[TASK STATEMENT]:
Count every line that has the word "name". Give the number, without anything more.

Figure collection entries:

* Begin *

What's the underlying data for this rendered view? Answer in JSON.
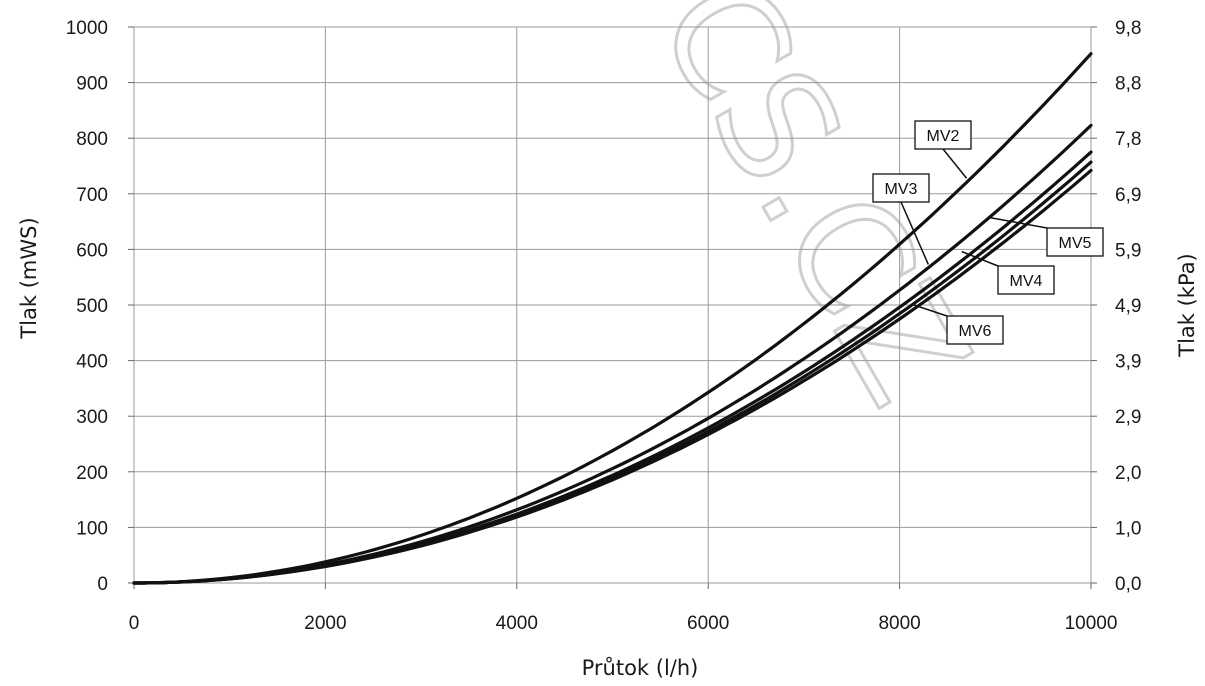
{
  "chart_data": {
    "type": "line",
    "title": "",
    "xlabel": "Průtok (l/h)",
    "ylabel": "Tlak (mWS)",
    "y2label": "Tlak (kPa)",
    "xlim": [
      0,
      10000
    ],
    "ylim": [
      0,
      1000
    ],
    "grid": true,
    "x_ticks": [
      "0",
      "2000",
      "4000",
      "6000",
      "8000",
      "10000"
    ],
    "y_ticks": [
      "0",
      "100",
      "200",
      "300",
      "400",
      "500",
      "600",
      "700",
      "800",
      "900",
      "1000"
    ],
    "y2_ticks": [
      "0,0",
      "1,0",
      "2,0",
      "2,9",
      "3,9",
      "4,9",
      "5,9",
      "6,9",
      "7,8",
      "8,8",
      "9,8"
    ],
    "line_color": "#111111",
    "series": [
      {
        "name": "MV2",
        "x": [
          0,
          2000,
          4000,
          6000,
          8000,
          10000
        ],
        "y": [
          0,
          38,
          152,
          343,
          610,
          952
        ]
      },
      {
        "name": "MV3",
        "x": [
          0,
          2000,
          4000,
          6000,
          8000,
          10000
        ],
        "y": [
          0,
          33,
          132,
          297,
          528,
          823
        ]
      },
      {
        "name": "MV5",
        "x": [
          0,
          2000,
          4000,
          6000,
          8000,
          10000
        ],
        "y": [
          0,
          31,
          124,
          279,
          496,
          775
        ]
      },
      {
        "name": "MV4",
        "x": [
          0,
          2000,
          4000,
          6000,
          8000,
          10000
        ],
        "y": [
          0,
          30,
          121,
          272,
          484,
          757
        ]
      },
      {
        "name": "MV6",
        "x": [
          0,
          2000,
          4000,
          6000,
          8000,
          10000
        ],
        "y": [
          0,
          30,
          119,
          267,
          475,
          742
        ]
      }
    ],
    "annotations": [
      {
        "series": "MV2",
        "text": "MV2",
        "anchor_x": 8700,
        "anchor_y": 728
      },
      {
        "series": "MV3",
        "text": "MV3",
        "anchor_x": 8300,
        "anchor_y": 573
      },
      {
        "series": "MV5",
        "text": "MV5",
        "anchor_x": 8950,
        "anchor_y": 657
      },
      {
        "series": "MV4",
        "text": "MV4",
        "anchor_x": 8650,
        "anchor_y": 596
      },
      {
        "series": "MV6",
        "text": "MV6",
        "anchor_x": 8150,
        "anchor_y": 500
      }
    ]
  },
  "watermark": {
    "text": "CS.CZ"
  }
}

* End *

[EXERCISE OUTPUT]:
5